__Objective__: Return everything from the start of the material down through the line containing "menu-item[interactable]: 退出登陆 (0, 646, 506, 705)", both ends included, copied exactly with nothing changed.

__Data to use__:
>>

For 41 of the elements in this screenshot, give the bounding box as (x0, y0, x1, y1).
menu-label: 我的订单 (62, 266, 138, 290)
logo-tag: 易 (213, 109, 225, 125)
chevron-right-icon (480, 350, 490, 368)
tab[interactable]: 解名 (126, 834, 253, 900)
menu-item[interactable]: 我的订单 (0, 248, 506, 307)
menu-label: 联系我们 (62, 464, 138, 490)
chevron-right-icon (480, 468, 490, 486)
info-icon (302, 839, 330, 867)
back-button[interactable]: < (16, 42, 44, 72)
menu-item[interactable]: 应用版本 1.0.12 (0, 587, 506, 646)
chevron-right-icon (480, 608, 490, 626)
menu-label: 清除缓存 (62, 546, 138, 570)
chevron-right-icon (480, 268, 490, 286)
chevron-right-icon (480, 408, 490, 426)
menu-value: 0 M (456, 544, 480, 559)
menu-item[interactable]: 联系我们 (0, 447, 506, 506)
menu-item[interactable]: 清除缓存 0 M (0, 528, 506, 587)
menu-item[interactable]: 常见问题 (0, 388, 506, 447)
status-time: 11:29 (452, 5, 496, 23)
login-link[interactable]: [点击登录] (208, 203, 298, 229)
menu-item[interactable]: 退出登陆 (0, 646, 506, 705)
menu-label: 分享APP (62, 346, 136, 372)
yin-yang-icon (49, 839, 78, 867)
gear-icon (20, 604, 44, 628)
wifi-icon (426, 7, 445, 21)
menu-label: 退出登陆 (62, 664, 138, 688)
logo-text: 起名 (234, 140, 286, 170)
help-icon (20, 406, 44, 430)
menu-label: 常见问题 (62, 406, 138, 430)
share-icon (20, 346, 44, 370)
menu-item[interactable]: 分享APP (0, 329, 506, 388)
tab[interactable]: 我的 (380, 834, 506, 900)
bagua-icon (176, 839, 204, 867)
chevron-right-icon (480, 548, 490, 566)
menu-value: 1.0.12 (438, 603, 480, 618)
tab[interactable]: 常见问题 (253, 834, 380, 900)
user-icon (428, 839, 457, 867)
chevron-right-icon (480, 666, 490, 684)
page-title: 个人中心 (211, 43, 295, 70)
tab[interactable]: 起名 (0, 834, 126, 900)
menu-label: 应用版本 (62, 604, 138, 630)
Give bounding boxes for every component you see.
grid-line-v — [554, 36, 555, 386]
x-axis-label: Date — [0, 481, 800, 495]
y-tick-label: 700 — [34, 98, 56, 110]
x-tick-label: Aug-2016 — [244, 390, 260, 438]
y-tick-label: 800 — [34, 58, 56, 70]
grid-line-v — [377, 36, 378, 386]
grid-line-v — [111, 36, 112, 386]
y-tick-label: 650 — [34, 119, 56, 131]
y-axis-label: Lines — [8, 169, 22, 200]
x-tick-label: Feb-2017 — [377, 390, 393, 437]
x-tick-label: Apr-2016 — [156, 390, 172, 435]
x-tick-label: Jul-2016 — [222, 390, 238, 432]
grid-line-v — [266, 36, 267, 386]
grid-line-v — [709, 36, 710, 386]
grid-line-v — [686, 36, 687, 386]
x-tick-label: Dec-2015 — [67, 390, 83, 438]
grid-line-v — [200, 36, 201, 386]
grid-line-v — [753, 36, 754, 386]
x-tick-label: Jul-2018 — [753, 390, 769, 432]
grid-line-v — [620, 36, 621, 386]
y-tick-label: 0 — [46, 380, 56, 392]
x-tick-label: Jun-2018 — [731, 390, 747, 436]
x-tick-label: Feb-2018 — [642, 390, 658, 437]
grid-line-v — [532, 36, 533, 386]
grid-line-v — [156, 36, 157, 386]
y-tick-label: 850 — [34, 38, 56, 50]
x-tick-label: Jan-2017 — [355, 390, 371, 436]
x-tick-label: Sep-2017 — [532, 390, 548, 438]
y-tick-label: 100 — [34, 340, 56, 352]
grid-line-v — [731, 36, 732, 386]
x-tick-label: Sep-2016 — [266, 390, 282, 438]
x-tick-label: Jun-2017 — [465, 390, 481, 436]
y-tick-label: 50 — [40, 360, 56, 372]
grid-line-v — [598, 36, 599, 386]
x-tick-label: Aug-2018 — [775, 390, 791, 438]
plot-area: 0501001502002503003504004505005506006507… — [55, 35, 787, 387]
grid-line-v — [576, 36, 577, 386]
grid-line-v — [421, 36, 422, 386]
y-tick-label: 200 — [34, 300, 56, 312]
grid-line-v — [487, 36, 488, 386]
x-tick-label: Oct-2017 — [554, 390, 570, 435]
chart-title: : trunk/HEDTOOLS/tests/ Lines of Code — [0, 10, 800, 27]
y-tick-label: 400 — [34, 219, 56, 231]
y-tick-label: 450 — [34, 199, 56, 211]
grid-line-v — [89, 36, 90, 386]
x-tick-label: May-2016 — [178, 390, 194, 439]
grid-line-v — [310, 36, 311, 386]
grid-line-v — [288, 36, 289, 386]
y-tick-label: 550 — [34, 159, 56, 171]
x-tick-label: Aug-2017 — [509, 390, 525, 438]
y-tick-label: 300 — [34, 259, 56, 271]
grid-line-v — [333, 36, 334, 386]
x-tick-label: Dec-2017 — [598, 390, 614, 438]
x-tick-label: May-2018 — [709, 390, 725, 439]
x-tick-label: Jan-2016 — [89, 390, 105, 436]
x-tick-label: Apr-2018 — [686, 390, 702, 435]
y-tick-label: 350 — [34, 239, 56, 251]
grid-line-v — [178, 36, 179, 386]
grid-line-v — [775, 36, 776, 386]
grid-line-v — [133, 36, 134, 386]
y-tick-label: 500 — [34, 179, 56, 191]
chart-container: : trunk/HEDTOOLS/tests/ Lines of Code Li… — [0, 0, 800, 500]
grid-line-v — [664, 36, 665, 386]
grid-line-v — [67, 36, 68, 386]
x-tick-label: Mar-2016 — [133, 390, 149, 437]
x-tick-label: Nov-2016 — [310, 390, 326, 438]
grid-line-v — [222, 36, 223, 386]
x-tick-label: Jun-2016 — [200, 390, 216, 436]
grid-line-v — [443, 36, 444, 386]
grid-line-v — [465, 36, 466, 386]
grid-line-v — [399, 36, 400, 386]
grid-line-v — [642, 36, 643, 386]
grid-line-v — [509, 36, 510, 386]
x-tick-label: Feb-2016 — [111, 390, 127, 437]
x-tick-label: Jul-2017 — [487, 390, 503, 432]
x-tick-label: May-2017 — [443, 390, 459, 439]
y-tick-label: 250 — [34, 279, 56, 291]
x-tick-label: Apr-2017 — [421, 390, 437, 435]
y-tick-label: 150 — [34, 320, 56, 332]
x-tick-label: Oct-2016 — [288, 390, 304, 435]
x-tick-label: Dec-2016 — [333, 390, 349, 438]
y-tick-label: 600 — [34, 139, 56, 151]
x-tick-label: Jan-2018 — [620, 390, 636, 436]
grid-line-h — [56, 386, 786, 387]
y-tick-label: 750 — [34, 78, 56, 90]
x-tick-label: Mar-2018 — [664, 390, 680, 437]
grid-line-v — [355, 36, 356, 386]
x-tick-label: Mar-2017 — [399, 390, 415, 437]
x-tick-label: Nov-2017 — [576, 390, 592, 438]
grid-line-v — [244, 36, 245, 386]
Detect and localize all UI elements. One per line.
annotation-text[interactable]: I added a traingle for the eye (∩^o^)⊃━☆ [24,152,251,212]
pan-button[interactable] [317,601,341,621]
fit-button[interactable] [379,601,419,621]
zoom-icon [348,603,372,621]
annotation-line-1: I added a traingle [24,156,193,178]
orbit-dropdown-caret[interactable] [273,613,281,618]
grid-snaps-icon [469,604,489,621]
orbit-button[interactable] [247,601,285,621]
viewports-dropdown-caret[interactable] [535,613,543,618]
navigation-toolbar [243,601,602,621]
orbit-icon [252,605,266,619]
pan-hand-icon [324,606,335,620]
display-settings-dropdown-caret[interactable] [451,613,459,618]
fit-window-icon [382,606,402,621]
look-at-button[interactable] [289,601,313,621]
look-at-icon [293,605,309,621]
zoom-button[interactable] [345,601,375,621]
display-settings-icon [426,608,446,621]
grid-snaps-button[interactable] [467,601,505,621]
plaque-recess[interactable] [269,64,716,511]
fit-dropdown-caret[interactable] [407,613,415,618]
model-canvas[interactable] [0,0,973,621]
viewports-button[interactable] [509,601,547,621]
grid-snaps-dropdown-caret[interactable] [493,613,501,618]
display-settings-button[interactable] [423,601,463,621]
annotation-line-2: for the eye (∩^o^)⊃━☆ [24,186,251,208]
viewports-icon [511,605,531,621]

<<

__Worked answer__:
For 41 of the elements in this screenshot, give the bounding box as (x0, y0, x1, y1).
menu-label: 我的订单 (62, 266, 138, 290)
logo-tag: 易 (213, 109, 225, 125)
chevron-right-icon (480, 350, 490, 368)
tab[interactable]: 解名 (126, 834, 253, 900)
menu-item[interactable]: 我的订单 (0, 248, 506, 307)
menu-label: 联系我们 (62, 464, 138, 490)
chevron-right-icon (480, 468, 490, 486)
info-icon (302, 839, 330, 867)
back-button[interactable]: < (16, 42, 44, 72)
menu-item[interactable]: 应用版本 1.0.12 (0, 587, 506, 646)
chevron-right-icon (480, 608, 490, 626)
menu-label: 清除缓存 (62, 546, 138, 570)
chevron-right-icon (480, 268, 490, 286)
chevron-right-icon (480, 408, 490, 426)
menu-value: 0 M (456, 544, 480, 559)
menu-item[interactable]: 联系我们 (0, 447, 506, 506)
menu-item[interactable]: 清除缓存 0 M (0, 528, 506, 587)
menu-item[interactable]: 常见问题 (0, 388, 506, 447)
status-time: 11:29 (452, 5, 496, 23)
login-link[interactable]: [点击登录] (208, 203, 298, 229)
menu-item[interactable]: 退出登陆 (0, 646, 506, 705)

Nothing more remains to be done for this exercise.